[What the task asks] From the entries below, copy every line holding the word "button".

[Stored records]
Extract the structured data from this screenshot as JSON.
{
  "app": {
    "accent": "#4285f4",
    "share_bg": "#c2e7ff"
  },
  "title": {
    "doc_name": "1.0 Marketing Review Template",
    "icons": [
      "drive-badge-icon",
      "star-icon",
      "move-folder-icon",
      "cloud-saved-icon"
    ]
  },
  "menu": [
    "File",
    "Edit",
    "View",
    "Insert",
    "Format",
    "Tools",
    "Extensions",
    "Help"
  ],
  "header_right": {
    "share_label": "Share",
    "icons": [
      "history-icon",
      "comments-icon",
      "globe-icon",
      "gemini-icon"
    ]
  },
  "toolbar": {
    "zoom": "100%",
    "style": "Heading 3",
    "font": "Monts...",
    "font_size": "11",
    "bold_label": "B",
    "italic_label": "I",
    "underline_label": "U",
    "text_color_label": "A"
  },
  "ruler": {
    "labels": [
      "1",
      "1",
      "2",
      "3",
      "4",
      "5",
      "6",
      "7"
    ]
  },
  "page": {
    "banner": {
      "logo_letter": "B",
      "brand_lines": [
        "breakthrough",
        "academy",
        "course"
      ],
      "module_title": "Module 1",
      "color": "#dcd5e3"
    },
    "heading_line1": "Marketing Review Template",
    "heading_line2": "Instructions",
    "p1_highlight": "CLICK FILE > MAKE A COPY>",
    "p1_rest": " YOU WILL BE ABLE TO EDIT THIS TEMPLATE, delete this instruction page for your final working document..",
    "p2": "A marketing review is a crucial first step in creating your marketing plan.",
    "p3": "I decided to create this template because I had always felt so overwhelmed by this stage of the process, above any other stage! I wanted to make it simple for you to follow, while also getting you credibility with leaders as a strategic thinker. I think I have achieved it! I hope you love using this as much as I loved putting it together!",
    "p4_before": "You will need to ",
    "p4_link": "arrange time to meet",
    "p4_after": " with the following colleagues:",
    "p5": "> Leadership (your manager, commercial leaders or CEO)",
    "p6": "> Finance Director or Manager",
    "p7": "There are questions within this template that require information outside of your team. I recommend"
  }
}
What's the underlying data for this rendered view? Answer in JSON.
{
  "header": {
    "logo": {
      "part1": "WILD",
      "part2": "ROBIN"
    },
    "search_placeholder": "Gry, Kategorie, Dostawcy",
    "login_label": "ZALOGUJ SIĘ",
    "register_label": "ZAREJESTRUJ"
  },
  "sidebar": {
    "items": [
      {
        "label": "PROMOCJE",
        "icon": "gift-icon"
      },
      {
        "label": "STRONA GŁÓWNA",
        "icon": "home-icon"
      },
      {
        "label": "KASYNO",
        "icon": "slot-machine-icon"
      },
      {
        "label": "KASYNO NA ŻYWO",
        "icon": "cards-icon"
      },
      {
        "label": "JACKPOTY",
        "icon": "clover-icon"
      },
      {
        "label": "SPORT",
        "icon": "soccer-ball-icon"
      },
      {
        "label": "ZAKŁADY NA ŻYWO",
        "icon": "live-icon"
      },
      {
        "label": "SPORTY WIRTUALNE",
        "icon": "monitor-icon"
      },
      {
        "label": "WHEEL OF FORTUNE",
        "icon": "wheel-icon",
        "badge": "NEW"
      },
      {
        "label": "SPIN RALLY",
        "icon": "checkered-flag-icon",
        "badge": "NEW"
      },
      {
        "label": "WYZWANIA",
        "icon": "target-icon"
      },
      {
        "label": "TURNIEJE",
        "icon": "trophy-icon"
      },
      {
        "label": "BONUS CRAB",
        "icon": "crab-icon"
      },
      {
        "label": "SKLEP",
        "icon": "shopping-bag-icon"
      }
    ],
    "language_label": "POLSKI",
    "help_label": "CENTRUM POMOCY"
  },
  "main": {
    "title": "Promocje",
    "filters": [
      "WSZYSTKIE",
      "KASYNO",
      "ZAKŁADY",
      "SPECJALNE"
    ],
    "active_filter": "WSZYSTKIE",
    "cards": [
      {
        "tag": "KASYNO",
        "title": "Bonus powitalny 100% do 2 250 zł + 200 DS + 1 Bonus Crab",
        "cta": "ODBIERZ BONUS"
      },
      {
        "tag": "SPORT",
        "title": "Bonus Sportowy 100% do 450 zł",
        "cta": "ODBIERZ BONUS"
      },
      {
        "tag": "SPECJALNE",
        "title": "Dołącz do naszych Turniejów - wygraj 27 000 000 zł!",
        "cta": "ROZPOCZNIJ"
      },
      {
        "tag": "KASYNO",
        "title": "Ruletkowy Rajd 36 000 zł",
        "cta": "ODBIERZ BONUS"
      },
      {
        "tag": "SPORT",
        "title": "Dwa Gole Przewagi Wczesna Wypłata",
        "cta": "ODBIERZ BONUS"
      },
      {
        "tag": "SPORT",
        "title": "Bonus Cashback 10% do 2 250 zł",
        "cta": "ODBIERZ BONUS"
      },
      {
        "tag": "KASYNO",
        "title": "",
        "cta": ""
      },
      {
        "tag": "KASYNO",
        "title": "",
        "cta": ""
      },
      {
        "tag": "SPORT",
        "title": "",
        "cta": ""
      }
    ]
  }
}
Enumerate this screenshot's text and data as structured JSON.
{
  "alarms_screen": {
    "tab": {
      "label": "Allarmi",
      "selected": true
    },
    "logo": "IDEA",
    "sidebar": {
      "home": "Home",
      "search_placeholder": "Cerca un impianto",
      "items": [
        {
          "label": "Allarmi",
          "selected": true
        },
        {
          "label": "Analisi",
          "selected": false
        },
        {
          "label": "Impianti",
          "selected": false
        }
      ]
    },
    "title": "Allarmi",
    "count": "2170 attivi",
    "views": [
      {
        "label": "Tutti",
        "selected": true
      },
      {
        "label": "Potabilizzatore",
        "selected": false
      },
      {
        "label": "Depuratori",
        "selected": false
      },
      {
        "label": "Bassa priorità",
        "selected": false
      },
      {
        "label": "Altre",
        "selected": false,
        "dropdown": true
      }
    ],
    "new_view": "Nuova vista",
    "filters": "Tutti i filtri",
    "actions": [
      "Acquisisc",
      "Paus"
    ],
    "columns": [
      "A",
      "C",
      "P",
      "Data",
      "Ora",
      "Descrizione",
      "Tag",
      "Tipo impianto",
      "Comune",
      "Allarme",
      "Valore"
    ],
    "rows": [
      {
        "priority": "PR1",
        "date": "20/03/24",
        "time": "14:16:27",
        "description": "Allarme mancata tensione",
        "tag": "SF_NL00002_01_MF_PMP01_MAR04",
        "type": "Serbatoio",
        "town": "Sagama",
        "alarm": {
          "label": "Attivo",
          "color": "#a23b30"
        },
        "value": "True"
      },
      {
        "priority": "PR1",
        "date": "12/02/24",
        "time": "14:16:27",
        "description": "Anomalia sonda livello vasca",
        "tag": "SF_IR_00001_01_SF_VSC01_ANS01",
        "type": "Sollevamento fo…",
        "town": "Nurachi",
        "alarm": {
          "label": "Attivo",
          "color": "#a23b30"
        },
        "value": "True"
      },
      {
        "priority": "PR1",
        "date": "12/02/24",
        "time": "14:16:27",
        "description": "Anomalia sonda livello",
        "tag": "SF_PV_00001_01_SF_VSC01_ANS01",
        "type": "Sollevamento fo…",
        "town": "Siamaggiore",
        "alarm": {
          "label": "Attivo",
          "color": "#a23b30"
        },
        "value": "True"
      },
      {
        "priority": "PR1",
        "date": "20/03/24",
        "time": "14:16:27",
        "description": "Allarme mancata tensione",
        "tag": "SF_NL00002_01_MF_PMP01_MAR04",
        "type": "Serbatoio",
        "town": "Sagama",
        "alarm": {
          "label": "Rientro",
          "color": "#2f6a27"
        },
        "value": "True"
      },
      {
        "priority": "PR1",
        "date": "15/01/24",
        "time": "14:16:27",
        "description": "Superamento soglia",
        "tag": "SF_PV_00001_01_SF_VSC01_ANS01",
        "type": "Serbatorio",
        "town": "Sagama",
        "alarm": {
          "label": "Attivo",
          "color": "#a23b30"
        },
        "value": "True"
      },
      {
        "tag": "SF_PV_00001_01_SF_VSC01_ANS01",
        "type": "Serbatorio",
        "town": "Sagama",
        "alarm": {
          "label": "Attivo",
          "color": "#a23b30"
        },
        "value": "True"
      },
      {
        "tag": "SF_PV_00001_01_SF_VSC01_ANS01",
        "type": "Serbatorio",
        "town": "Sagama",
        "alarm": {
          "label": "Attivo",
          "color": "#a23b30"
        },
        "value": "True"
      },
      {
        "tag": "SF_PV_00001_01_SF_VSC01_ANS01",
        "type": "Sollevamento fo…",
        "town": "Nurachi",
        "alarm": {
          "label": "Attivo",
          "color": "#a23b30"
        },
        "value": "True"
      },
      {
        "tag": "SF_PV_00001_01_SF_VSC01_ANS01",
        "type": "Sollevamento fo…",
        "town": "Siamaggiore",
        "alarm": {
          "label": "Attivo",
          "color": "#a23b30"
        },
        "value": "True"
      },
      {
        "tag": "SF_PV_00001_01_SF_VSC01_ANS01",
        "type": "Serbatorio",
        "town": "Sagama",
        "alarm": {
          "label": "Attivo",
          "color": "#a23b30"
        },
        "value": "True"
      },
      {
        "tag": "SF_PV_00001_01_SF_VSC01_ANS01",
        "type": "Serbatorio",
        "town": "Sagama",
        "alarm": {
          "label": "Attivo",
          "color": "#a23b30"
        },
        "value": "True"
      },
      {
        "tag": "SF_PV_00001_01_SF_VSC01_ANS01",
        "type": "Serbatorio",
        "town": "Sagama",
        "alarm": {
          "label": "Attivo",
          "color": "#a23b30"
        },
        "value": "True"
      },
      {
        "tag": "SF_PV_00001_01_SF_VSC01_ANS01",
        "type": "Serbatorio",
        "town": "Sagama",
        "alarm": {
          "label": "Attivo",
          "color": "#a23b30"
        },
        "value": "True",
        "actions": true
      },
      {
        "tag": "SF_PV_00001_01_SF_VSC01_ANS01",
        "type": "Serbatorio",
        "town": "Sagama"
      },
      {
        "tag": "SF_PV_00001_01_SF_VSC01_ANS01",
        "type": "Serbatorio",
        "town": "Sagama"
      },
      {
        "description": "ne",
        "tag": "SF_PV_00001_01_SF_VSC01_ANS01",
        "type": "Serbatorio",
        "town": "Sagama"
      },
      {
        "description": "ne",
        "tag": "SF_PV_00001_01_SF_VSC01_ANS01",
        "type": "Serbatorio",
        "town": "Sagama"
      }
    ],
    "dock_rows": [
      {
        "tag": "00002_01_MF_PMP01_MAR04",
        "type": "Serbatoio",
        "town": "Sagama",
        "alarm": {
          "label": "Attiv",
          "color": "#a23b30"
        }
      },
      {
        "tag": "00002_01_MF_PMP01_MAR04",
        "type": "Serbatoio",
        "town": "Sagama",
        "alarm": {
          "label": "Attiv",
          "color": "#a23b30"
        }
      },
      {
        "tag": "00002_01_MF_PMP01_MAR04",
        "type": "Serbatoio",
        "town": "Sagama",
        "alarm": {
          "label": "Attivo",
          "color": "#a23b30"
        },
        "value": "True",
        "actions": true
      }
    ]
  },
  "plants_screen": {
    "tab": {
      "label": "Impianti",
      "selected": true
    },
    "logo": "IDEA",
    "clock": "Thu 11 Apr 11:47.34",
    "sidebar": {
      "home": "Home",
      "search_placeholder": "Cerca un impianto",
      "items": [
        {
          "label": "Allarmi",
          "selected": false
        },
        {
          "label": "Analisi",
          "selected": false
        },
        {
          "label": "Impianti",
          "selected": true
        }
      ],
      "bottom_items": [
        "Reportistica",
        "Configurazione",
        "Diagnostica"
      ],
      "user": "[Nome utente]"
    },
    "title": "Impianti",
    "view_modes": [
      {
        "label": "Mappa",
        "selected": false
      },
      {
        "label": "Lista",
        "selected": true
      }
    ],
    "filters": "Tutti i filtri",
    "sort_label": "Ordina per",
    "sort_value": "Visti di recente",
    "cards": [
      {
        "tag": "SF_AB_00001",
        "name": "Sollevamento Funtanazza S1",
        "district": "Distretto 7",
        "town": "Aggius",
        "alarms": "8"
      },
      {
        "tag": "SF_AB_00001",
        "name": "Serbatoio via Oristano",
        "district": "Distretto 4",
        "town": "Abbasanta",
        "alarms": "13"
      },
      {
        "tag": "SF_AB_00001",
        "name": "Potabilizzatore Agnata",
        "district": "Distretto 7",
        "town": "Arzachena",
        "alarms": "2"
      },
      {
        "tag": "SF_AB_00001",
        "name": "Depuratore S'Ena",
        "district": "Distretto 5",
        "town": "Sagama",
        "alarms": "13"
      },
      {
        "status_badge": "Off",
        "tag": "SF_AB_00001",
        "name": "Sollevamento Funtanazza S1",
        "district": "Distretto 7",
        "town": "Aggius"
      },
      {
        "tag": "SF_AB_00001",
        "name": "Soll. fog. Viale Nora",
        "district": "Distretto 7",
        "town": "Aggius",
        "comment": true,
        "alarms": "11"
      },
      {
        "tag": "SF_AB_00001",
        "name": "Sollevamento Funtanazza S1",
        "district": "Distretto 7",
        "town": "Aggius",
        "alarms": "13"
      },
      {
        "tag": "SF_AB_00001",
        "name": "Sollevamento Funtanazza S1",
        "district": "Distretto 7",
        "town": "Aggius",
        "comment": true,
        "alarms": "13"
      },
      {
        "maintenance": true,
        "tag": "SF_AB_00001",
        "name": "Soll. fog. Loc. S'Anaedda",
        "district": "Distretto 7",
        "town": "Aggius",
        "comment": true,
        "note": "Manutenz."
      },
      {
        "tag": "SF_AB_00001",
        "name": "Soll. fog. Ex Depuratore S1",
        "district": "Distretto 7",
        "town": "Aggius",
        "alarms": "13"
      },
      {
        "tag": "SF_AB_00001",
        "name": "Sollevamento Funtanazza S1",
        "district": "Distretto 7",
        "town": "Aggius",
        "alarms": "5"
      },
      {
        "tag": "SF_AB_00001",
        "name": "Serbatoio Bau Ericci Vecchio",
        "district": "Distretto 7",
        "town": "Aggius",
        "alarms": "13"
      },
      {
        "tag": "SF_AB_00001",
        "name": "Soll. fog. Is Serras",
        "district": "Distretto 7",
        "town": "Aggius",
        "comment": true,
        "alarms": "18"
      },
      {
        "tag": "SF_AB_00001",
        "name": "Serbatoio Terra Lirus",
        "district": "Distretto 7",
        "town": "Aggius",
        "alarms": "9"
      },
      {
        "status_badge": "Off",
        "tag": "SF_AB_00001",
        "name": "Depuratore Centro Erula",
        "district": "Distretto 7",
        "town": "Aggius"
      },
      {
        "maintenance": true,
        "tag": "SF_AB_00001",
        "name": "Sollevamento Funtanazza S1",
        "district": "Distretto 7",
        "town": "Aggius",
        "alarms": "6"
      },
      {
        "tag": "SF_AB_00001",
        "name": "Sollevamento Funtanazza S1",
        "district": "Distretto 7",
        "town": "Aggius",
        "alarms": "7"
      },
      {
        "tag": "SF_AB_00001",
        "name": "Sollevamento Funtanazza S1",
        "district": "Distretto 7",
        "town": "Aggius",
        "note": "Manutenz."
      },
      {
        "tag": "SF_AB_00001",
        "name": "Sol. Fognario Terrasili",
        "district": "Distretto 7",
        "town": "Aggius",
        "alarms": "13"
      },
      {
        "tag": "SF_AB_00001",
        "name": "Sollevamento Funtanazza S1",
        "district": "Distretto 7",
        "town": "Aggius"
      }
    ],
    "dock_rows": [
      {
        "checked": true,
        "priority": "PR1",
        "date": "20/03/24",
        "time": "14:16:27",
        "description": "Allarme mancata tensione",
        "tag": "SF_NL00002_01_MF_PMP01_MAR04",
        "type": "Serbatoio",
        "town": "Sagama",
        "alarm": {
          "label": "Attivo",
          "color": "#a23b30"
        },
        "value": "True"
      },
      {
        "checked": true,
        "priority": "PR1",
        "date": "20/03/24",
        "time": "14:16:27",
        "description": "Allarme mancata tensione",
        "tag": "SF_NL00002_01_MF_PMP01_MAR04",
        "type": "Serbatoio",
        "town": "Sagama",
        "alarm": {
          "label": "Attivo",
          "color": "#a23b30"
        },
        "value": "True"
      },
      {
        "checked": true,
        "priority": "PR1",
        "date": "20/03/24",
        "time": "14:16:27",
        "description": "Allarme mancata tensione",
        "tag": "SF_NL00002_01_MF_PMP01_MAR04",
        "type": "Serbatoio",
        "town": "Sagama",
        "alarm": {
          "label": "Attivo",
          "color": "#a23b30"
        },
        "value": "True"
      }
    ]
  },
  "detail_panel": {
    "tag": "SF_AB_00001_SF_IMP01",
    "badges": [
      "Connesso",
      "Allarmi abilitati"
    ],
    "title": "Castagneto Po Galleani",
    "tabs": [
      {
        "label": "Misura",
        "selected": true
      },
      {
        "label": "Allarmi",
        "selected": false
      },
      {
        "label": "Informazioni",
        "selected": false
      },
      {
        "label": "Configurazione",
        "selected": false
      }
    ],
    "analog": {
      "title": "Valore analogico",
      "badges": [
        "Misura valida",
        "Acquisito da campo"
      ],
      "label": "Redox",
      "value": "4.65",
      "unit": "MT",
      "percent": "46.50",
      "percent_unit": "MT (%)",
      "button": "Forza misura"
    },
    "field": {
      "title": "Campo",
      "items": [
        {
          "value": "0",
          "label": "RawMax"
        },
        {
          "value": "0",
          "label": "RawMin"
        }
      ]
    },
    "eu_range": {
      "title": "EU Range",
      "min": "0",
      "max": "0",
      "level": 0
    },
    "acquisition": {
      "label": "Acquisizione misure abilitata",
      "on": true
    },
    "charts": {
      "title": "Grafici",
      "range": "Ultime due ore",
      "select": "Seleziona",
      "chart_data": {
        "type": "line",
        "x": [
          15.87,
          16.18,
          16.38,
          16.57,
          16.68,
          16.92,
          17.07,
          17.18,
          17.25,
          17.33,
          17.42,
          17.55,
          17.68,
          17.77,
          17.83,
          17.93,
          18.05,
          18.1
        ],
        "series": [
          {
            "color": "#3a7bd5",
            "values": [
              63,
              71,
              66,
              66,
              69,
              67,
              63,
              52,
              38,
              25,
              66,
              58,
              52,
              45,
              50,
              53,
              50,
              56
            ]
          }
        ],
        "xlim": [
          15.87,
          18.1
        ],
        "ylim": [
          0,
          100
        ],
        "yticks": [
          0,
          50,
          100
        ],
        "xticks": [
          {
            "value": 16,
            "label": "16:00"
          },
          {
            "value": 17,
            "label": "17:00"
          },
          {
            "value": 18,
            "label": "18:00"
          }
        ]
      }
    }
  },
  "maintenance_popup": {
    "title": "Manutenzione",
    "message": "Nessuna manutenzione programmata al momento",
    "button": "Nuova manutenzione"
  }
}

[The output]
      "button": "Forza misura"
    "button": "Nuova manutenzione"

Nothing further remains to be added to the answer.